> **Objective**: Check every line below for the word "Accuracy" and copy each one that has it.

-------------------------

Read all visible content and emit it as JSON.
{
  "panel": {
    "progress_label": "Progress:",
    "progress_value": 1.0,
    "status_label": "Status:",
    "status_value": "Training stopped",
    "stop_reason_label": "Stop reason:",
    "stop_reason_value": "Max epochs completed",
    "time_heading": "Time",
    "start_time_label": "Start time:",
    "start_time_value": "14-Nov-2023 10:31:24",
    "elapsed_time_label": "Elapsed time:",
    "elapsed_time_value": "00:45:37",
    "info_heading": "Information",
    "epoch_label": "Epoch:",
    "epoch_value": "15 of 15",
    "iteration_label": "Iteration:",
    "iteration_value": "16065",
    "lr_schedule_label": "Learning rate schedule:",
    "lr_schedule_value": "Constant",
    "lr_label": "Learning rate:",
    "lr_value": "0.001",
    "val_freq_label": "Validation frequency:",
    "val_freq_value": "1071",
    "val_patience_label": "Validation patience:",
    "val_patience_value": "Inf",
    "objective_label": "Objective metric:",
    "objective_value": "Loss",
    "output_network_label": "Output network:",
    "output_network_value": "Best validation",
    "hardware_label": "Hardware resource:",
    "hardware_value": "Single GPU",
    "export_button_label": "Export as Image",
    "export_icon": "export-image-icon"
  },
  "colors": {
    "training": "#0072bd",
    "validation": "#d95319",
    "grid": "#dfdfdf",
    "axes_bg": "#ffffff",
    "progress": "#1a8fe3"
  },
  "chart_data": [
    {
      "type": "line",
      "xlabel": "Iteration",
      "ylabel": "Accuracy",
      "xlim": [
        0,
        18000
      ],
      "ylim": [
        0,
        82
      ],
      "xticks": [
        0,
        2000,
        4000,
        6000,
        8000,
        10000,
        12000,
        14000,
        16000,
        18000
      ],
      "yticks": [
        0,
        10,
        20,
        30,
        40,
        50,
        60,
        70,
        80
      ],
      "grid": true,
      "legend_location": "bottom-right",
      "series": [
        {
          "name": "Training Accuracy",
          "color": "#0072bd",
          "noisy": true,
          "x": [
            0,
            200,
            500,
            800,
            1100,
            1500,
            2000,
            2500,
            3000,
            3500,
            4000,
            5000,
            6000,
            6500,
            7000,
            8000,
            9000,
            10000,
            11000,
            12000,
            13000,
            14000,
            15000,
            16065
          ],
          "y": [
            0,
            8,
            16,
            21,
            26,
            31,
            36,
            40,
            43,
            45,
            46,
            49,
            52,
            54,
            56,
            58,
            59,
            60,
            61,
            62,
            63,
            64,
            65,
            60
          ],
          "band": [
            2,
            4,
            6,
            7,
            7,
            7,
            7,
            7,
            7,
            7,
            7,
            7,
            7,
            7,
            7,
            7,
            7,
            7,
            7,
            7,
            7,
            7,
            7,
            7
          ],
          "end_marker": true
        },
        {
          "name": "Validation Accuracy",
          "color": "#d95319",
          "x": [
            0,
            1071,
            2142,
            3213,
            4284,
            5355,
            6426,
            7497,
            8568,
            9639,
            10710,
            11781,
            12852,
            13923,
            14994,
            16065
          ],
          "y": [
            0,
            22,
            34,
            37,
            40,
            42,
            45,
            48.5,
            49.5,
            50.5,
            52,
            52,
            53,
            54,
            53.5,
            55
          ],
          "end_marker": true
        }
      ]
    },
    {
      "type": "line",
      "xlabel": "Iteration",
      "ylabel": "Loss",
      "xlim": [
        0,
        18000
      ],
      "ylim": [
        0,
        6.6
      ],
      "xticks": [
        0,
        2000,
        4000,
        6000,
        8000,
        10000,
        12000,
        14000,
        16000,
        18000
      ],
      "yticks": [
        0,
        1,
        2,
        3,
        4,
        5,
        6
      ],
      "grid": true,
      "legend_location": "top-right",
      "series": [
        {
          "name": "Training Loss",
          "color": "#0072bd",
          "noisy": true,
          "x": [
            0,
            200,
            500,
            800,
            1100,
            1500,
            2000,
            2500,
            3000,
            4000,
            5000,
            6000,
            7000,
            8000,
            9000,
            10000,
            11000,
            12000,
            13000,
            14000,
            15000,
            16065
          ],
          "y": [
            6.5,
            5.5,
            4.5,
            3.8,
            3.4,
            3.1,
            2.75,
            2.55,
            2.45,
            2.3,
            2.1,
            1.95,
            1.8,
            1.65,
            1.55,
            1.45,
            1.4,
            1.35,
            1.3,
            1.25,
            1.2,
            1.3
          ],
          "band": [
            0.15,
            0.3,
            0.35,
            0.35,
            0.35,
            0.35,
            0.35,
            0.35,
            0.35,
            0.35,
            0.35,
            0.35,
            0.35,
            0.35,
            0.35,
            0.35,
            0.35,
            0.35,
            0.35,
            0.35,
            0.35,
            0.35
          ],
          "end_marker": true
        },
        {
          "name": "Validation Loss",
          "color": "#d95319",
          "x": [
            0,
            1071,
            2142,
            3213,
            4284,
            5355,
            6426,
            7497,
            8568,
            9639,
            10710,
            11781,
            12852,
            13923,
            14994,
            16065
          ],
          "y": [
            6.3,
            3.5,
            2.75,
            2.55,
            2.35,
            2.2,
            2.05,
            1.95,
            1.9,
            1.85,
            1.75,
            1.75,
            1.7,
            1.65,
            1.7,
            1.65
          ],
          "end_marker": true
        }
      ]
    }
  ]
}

-------------------------

> **Output**:
      "ylabel": "Accuracy",
          "name": "Training Accuracy",
          "name": "Validation Accuracy",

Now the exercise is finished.